• **PROBLEM**
The required output is a single number: how many lines of the material contain the string "content".

• **PROVIDED INFORMATION**
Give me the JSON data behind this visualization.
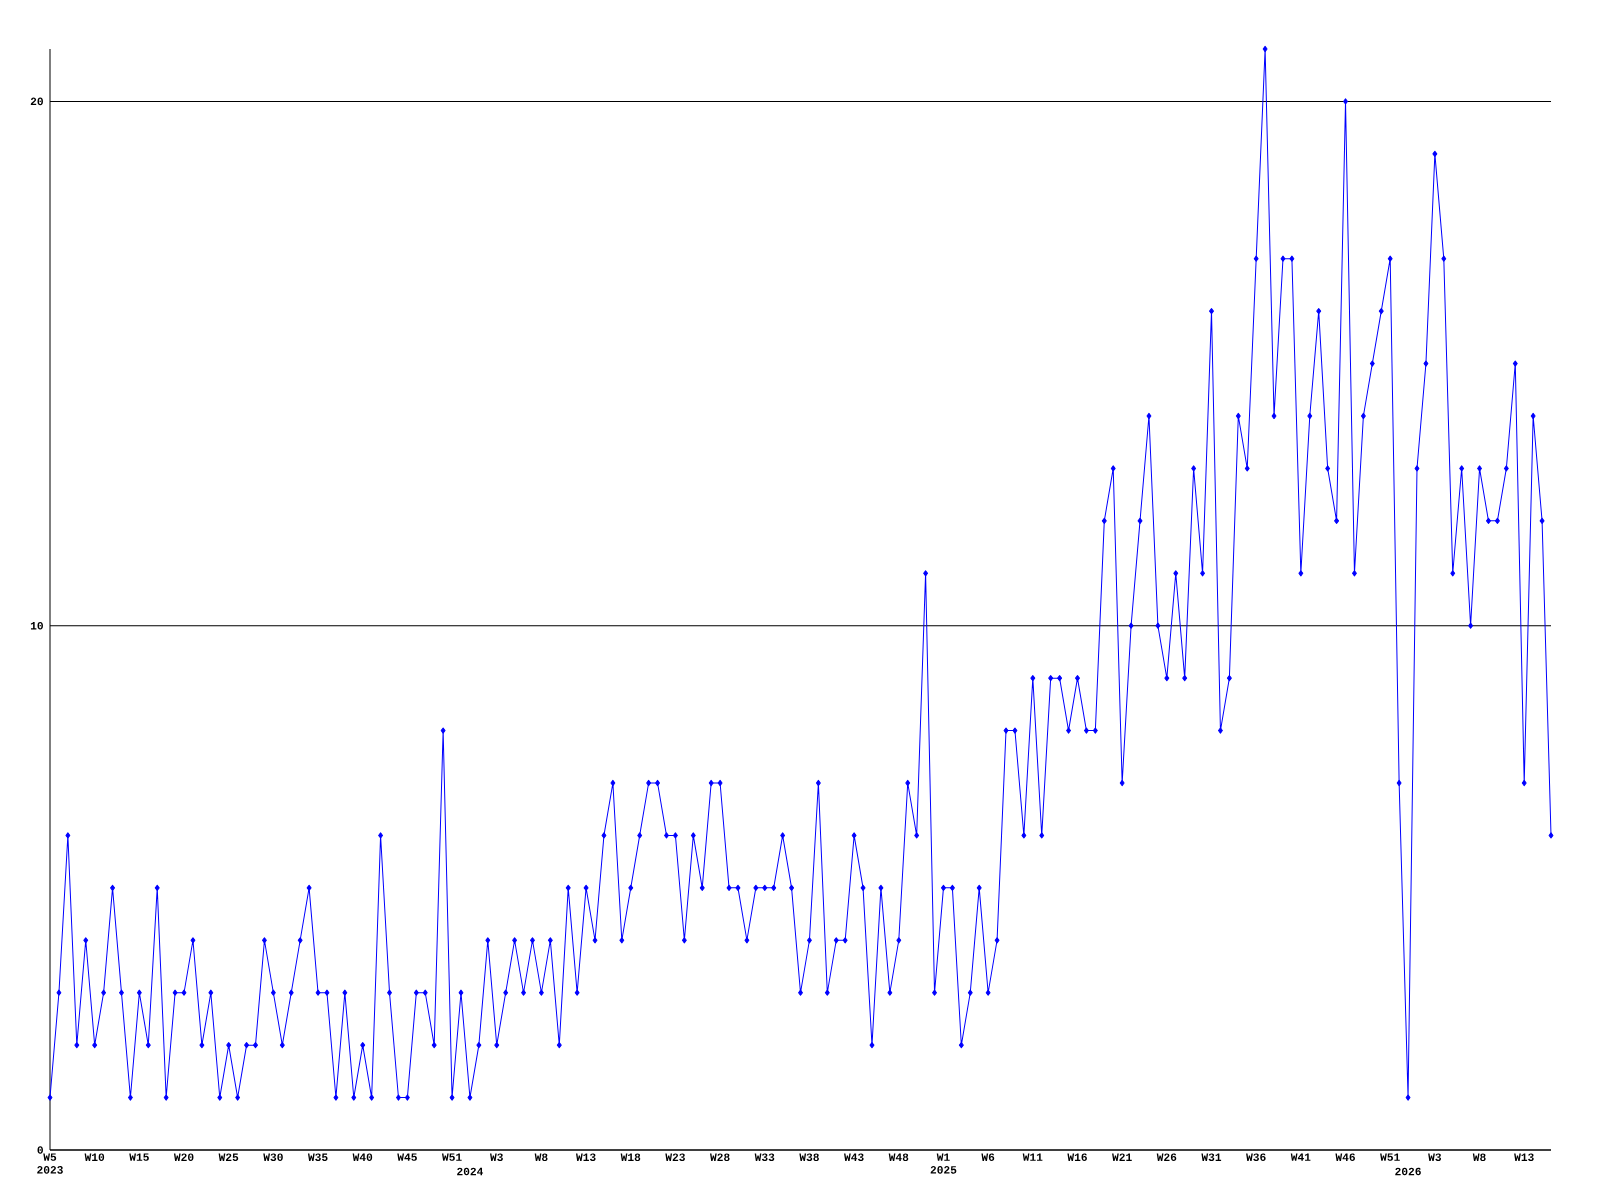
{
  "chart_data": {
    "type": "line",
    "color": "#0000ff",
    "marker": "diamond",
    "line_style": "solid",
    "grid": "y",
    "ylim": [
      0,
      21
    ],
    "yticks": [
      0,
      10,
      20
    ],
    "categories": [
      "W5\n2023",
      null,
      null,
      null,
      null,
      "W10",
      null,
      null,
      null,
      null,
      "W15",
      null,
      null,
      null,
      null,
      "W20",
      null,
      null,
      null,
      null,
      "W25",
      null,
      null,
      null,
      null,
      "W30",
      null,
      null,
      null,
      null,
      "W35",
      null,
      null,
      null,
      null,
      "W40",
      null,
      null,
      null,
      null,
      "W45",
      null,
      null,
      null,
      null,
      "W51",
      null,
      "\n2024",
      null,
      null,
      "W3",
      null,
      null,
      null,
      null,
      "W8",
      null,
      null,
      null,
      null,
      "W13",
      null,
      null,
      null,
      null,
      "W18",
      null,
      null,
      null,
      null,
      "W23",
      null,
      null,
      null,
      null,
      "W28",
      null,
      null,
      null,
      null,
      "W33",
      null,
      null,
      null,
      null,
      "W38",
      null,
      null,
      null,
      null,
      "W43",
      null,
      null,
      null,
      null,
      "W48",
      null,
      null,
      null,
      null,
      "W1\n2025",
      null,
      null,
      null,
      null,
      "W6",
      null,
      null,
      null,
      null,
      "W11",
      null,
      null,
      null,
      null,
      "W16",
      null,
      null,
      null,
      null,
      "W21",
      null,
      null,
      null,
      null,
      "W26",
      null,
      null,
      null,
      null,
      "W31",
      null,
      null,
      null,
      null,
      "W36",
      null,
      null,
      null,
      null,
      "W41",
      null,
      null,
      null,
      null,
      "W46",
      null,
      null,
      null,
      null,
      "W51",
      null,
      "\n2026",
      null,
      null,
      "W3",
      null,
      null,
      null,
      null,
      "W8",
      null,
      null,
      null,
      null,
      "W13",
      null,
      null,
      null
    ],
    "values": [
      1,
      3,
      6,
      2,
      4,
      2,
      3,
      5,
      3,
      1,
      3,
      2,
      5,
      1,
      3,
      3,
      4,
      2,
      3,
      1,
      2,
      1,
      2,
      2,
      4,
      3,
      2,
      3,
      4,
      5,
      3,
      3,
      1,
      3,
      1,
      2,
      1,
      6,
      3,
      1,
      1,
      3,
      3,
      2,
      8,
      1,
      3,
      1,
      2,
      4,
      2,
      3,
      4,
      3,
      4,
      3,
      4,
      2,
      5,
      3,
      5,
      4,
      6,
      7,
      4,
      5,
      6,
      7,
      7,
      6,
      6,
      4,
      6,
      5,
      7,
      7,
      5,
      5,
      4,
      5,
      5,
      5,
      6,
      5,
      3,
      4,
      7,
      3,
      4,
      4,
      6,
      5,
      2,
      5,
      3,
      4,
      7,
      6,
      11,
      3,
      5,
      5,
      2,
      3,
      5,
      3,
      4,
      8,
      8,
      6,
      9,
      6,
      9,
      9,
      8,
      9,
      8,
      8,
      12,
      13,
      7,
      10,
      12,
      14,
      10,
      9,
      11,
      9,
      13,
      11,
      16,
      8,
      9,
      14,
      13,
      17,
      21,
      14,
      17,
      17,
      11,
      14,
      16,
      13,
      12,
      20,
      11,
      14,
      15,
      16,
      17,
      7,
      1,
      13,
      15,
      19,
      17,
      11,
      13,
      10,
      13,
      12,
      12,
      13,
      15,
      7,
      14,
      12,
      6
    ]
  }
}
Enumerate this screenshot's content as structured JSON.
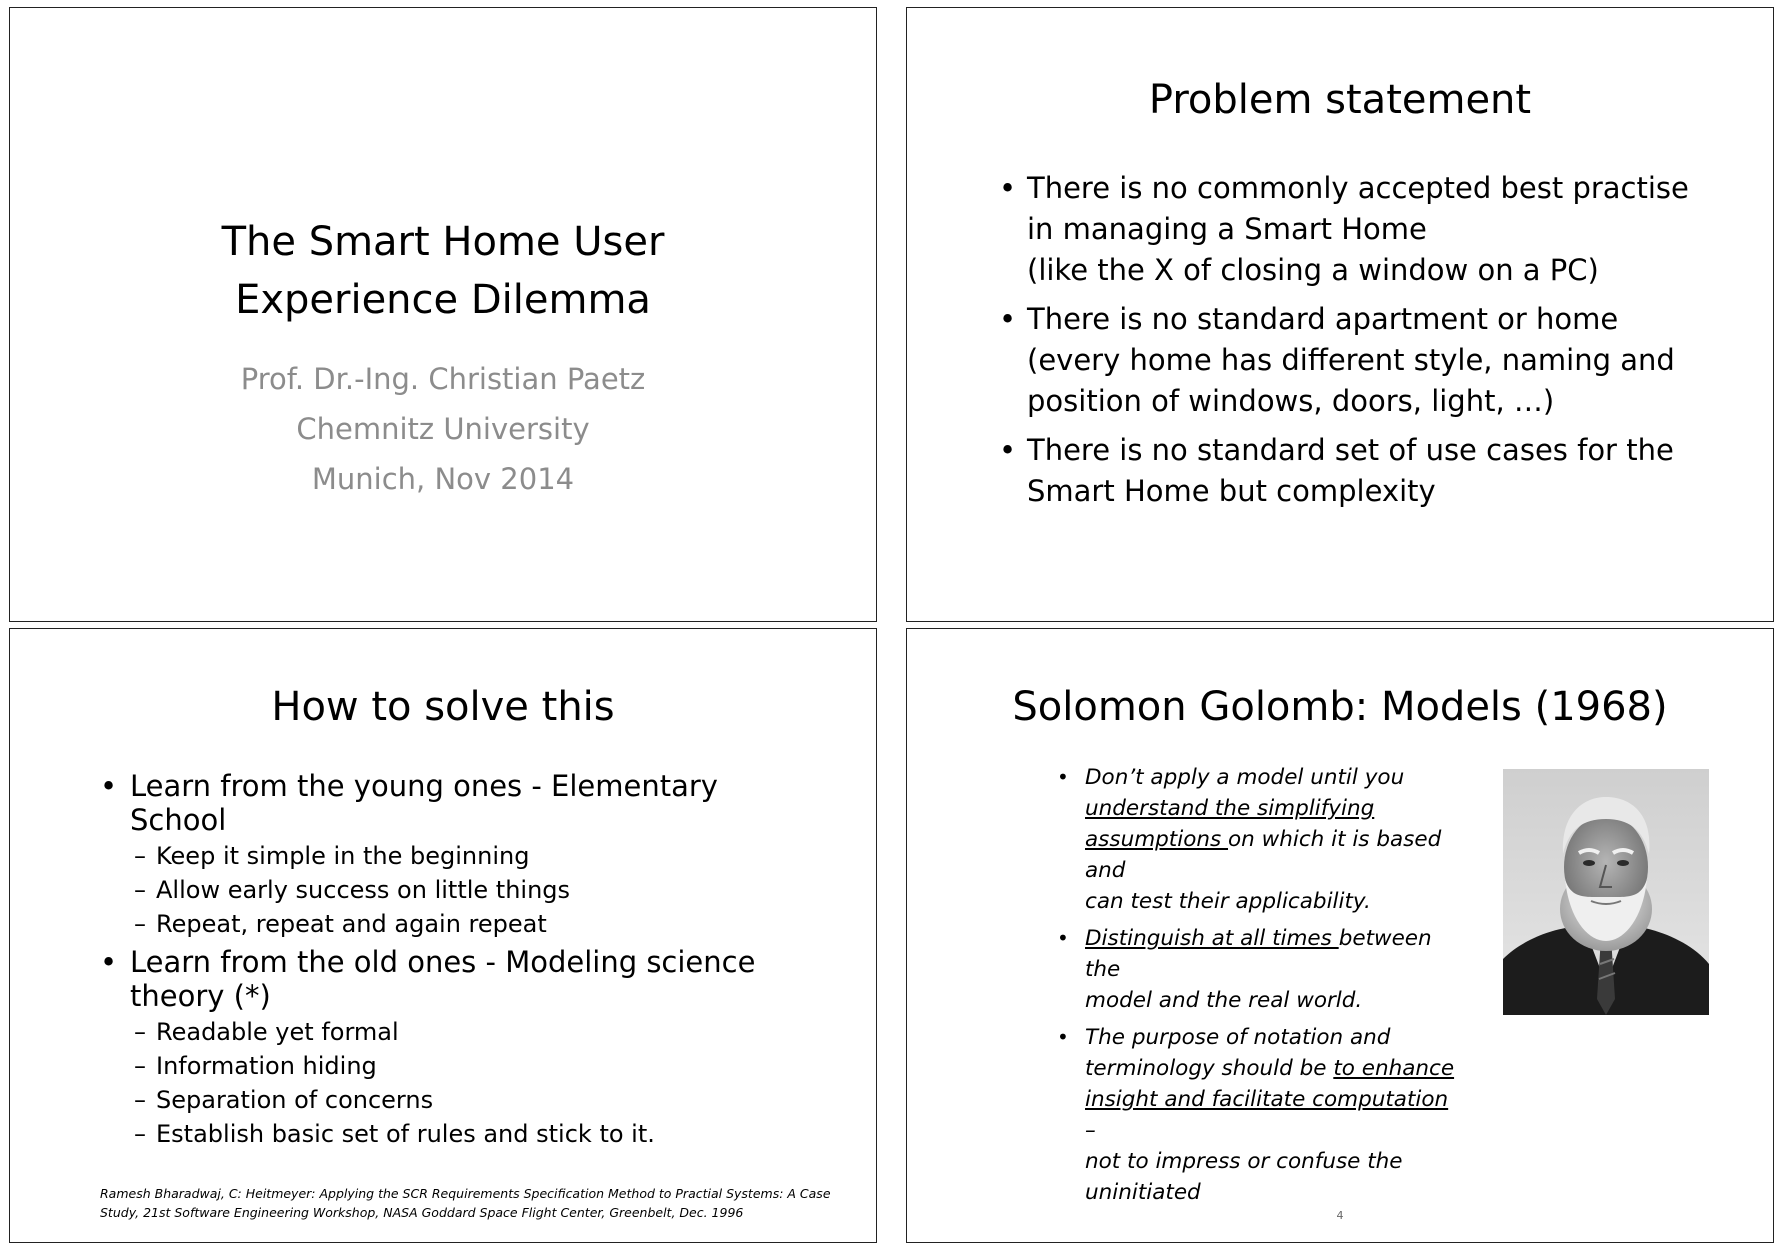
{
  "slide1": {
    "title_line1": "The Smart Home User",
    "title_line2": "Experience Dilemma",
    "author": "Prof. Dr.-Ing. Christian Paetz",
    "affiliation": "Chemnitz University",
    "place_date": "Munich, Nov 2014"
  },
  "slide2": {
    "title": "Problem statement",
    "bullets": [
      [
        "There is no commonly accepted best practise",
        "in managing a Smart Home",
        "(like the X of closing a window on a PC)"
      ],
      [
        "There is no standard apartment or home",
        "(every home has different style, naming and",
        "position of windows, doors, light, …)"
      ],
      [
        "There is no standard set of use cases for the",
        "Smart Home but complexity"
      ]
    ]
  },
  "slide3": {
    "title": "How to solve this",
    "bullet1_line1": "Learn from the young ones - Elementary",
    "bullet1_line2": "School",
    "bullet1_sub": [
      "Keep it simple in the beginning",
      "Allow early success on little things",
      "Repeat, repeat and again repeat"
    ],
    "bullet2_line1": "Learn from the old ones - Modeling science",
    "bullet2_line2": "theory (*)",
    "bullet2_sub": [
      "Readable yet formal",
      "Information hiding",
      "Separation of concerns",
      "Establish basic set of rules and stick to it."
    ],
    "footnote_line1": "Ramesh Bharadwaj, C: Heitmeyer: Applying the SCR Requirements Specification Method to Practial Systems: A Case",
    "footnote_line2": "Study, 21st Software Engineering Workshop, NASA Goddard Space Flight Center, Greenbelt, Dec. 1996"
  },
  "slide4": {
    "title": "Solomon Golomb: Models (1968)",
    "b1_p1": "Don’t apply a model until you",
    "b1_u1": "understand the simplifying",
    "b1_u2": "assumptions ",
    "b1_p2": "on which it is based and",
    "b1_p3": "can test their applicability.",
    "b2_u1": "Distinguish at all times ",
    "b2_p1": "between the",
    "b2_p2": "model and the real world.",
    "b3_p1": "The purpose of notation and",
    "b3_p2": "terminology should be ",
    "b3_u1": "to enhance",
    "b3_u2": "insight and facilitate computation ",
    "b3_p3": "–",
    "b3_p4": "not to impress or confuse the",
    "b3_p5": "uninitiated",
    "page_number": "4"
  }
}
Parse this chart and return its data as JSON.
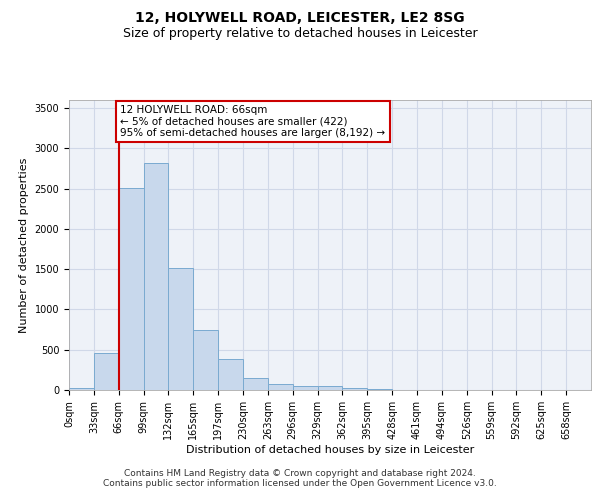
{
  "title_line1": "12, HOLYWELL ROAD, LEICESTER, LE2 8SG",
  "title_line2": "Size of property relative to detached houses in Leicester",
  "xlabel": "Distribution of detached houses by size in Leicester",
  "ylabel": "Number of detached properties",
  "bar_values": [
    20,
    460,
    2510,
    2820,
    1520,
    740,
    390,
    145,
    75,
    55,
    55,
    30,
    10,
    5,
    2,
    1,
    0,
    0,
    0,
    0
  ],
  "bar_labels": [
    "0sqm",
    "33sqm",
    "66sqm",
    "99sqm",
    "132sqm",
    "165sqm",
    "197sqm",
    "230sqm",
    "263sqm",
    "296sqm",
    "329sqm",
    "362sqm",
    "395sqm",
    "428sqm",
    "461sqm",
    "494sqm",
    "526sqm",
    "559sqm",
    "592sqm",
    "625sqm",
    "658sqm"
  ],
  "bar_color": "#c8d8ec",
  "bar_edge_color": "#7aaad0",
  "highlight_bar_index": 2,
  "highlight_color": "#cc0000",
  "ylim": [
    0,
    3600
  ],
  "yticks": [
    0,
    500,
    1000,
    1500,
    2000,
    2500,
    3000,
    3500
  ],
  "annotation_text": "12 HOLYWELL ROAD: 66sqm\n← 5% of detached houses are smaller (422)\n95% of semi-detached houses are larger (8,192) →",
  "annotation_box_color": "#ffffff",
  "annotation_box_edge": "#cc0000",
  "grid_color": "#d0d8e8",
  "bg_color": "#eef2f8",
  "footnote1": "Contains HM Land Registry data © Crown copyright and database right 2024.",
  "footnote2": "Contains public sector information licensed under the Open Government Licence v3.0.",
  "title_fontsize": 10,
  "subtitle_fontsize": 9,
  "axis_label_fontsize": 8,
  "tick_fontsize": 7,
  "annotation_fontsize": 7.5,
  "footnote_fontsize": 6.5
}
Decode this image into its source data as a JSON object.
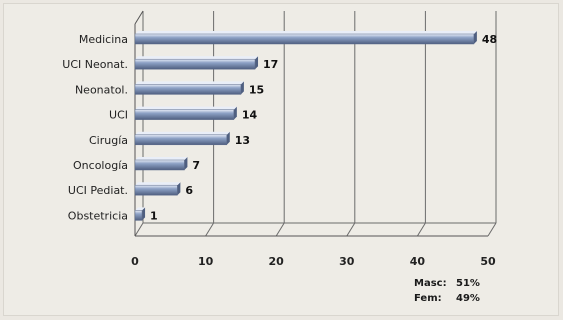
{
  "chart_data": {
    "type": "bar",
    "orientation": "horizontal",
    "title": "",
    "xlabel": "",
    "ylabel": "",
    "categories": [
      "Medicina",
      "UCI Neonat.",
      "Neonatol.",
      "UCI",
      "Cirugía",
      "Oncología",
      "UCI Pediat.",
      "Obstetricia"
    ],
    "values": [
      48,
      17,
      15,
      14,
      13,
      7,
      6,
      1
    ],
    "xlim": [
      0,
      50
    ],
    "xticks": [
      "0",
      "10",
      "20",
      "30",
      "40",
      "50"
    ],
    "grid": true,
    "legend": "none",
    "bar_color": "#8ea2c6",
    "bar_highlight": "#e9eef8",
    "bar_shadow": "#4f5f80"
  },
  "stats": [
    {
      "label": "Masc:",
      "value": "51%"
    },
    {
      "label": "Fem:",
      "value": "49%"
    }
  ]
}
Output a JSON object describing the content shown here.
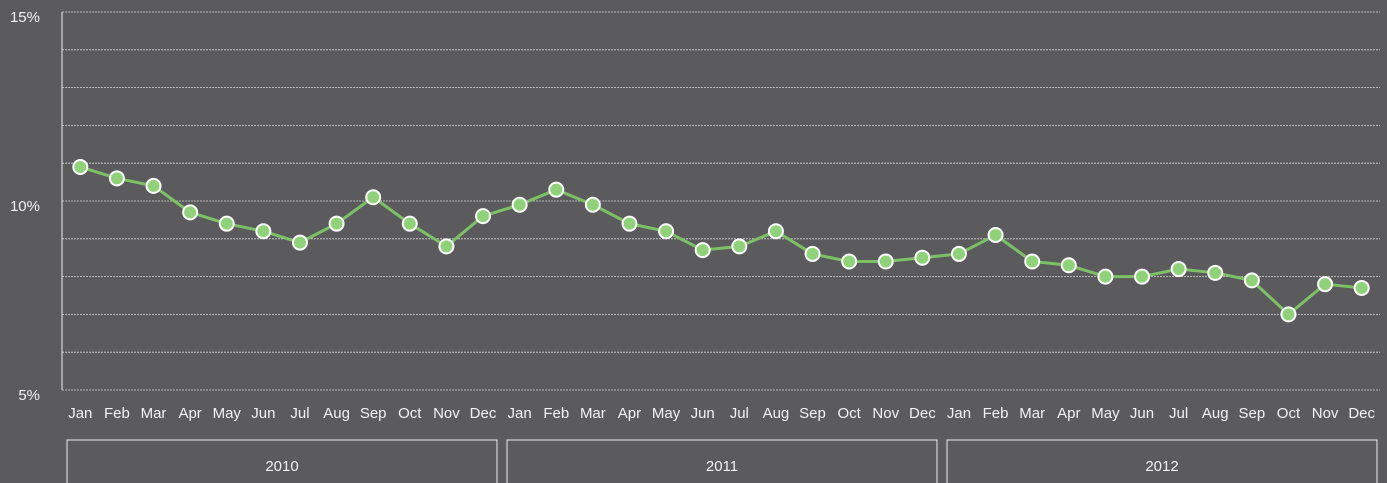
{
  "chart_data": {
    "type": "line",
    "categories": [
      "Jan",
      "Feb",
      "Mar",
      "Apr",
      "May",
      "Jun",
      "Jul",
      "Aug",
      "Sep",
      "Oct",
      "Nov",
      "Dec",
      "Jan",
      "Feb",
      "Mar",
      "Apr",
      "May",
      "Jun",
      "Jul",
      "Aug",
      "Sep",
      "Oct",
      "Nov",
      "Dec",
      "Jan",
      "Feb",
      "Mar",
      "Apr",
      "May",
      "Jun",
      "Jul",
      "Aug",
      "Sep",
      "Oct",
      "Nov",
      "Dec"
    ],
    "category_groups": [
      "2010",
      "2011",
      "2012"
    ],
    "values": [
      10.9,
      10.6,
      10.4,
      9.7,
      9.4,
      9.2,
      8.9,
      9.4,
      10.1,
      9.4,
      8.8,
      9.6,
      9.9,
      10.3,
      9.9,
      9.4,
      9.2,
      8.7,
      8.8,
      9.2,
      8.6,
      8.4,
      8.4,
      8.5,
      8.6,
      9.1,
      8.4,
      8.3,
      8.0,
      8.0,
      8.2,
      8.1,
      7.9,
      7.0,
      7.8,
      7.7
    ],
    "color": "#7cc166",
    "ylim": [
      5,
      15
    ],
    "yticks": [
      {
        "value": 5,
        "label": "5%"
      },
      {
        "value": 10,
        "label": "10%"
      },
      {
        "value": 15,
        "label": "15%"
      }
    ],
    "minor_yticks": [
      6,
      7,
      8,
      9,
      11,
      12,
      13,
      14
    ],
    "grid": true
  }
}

• **RESULT OF THE EXERCISE**
2